Listed records:
========
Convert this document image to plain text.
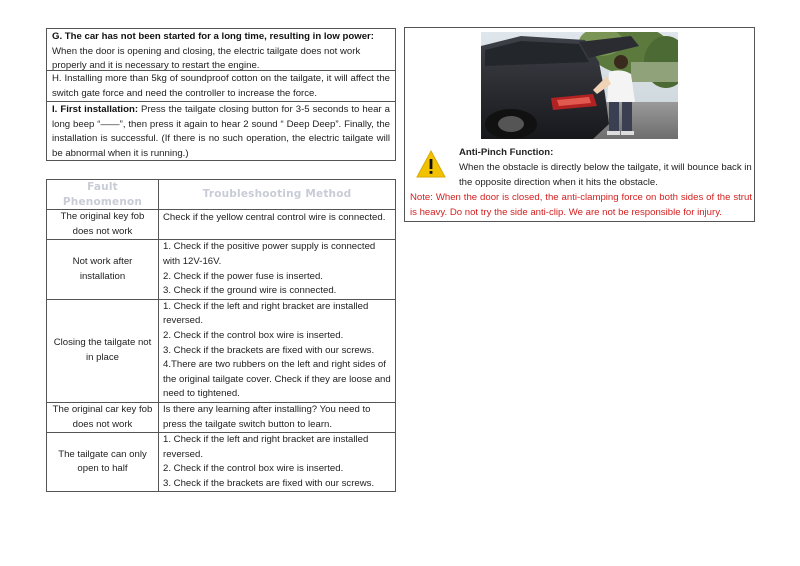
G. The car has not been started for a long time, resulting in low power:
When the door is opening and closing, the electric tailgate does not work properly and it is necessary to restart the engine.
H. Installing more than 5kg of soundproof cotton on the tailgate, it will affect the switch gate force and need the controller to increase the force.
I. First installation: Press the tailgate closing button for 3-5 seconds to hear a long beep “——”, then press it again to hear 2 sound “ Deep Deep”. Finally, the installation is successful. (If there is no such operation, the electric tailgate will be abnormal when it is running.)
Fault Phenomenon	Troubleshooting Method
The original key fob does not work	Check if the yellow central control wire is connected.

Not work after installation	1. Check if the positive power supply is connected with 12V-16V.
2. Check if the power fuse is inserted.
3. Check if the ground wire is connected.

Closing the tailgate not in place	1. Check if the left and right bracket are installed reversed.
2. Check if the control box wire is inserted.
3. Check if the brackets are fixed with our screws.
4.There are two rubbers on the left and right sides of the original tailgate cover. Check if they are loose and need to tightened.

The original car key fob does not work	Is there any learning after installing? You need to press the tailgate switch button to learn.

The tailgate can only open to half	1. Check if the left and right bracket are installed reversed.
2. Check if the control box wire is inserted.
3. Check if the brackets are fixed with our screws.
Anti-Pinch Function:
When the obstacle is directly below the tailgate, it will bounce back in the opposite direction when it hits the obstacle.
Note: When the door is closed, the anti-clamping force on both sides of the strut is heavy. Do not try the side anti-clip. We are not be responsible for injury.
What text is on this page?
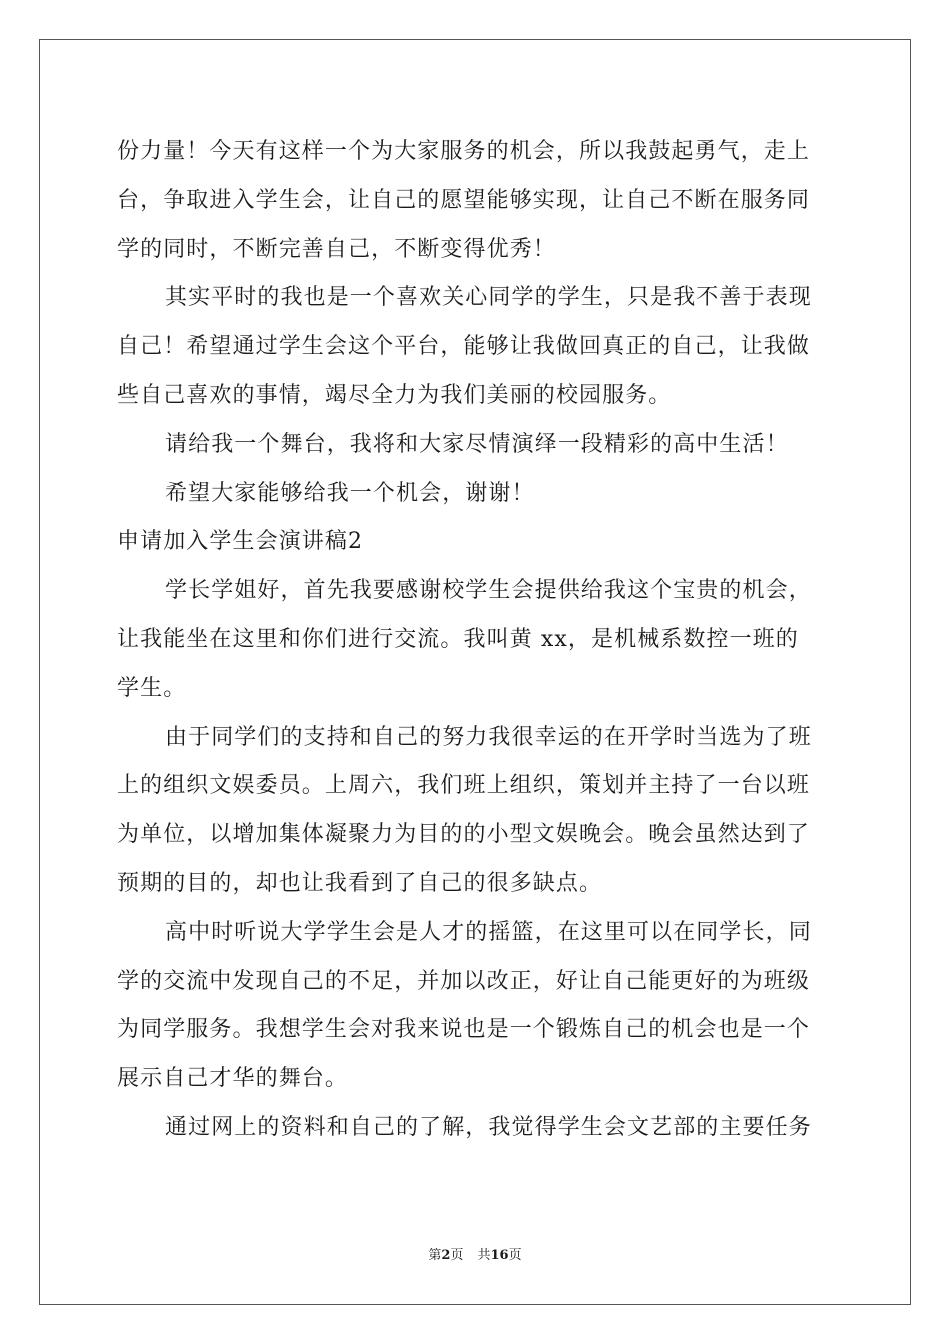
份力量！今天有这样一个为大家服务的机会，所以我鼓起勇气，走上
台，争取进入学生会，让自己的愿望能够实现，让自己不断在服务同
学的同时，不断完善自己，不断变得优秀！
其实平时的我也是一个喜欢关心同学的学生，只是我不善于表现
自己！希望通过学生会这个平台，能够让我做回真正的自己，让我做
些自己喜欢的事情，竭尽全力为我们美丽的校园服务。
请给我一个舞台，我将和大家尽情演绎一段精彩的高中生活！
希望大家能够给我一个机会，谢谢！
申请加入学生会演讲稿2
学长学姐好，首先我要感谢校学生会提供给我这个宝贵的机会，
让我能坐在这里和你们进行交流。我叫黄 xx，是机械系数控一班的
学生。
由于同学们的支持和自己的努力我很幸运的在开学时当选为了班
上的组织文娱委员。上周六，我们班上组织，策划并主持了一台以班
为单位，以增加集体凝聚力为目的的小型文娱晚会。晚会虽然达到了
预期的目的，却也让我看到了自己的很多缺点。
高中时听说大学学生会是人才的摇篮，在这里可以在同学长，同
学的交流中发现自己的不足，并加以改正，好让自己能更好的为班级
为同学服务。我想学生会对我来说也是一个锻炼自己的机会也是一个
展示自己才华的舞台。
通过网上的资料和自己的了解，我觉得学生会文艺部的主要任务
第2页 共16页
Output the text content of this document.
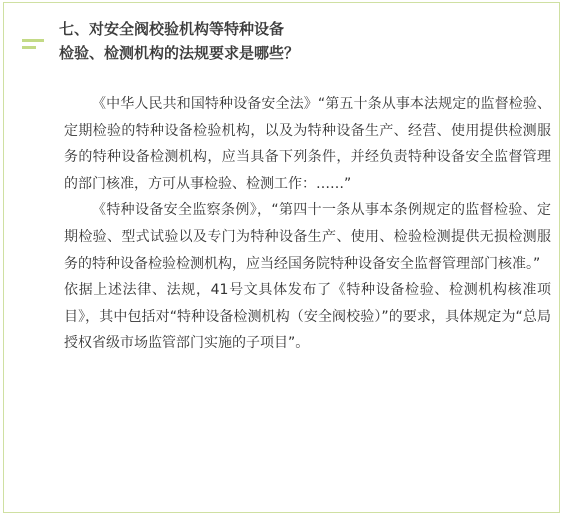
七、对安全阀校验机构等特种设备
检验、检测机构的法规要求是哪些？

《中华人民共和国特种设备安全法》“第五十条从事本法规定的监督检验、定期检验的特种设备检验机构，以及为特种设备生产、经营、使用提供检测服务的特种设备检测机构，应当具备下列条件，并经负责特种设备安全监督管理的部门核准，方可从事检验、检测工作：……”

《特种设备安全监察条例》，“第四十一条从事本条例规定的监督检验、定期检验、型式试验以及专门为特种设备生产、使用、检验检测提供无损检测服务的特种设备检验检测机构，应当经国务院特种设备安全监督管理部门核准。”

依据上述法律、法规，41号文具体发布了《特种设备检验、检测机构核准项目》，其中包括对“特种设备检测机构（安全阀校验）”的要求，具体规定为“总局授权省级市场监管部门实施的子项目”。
========
Task statement: Take the line that contains "What text is on this page?" and every line after it up to the end of the records above, and restate them exactly, without the pictures.

Task output:
What text is on this page?
份力量！今天有这样一个为大家服务的机会，所以我鼓起勇气，走上
台，争取进入学生会，让自己的愿望能够实现，让自己不断在服务同
学的同时，不断完善自己，不断变得优秀！
其实平时的我也是一个喜欢关心同学的学生，只是我不善于表现
自己！希望通过学生会这个平台，能够让我做回真正的自己，让我做
些自己喜欢的事情，竭尽全力为我们美丽的校园服务。
请给我一个舞台，我将和大家尽情演绎一段精彩的高中生活！
希望大家能够给我一个机会，谢谢！
申请加入学生会演讲稿2
学长学姐好，首先我要感谢校学生会提供给我这个宝贵的机会，
让我能坐在这里和你们进行交流。我叫黄 xx，是机械系数控一班的
学生。
由于同学们的支持和自己的努力我很幸运的在开学时当选为了班
上的组织文娱委员。上周六，我们班上组织，策划并主持了一台以班
为单位，以增加集体凝聚力为目的的小型文娱晚会。晚会虽然达到了
预期的目的，却也让我看到了自己的很多缺点。
高中时听说大学学生会是人才的摇篮，在这里可以在同学长，同
学的交流中发现自己的不足，并加以改正，好让自己能更好的为班级
为同学服务。我想学生会对我来说也是一个锻炼自己的机会也是一个
展示自己才华的舞台。
通过网上的资料和自己的了解，我觉得学生会文艺部的主要任务
第2页 共16页
Output the text content of this document.
七、对安全阀校验机构等特种设备
检验、检测机构的法规要求是哪些？

《中华人民共和国特种设备安全法》“第五十条从事本法规定的监督检验、定期检验的特种设备检验机构，以及为特种设备生产、经营、使用提供检测服务的特种设备检测机构，应当具备下列条件，并经负责特种设备安全监督管理的部门核准，方可从事检验、检测工作：……”

《特种设备安全监察条例》，“第四十一条从事本条例规定的监督检验、定期检验、型式试验以及专门为特种设备生产、使用、检验检测提供无损检测服务的特种设备检验检测机构，应当经国务院特种设备安全监督管理部门核准。”

依据上述法律、法规，41号文具体发布了《特种设备检验、检测机构核准项目》，其中包括对“特种设备检测机构（安全阀校验）”的要求，具体规定为“总局授权省级市场监管部门实施的子项目”。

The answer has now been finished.